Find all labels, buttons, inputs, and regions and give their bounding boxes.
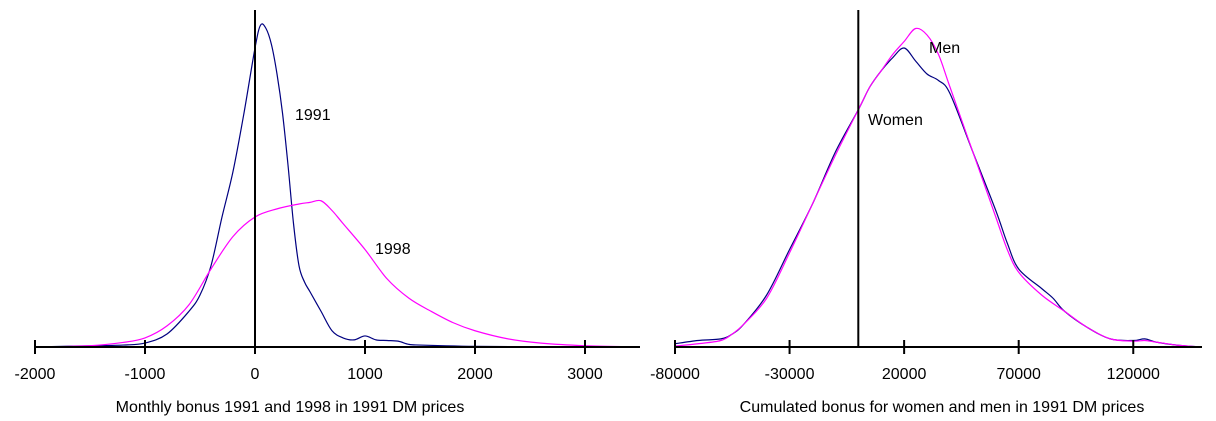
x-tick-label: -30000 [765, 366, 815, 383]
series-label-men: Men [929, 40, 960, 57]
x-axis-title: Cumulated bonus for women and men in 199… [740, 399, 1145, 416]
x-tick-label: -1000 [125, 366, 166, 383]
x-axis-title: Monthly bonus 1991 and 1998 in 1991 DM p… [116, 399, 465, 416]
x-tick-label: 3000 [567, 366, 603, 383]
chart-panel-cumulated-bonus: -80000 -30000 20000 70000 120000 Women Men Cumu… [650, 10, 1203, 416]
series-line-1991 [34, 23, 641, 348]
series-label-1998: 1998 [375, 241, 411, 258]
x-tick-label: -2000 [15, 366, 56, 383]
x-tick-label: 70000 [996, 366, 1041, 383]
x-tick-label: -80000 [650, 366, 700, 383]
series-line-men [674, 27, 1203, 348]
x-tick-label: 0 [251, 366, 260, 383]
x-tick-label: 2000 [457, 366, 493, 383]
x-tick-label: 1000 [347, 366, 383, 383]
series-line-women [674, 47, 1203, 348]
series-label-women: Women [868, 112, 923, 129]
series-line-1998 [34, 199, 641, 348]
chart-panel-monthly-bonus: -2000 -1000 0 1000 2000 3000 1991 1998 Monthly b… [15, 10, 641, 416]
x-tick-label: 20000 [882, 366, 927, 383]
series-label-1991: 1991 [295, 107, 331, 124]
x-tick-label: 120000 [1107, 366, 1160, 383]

==========

**Task brief**
Rewrite the material above with every "x-tick-label" changed to "axis-tick-label" and nothing else altered. Leave the pictures out.

**Expected answer**
Find all labels, buttons, inputs, and regions and give their bounding boxes.
axis-tick-label: -30000 [765, 366, 815, 383]
series-label-men: Men [929, 40, 960, 57]
x-axis-title: Cumulated bonus for women and men in 199… [740, 399, 1145, 416]
axis-tick-label: -1000 [125, 366, 166, 383]
x-axis-title: Monthly bonus 1991 and 1998 in 1991 DM p… [116, 399, 465, 416]
axis-tick-label: 3000 [567, 366, 603, 383]
chart-panel-cumulated-bonus: -80000 -30000 20000 70000 120000 Women Men Cumu… [650, 10, 1203, 416]
series-line-1991 [34, 23, 641, 348]
series-label-1998: 1998 [375, 241, 411, 258]
axis-tick-label: -2000 [15, 366, 56, 383]
axis-tick-label: 70000 [996, 366, 1041, 383]
axis-tick-label: -80000 [650, 366, 700, 383]
series-line-men [674, 27, 1203, 348]
axis-tick-label: 0 [251, 366, 260, 383]
axis-tick-label: 2000 [457, 366, 493, 383]
axis-tick-label: 1000 [347, 366, 383, 383]
series-line-women [674, 47, 1203, 348]
series-label-women: Women [868, 112, 923, 129]
series-line-1998 [34, 199, 641, 348]
chart-panel-monthly-bonus: -2000 -1000 0 1000 2000 3000 1991 1998 Monthly b… [15, 10, 641, 416]
axis-tick-label: 20000 [882, 366, 927, 383]
series-label-1991: 1991 [295, 107, 331, 124]
axis-tick-label: 120000 [1107, 366, 1160, 383]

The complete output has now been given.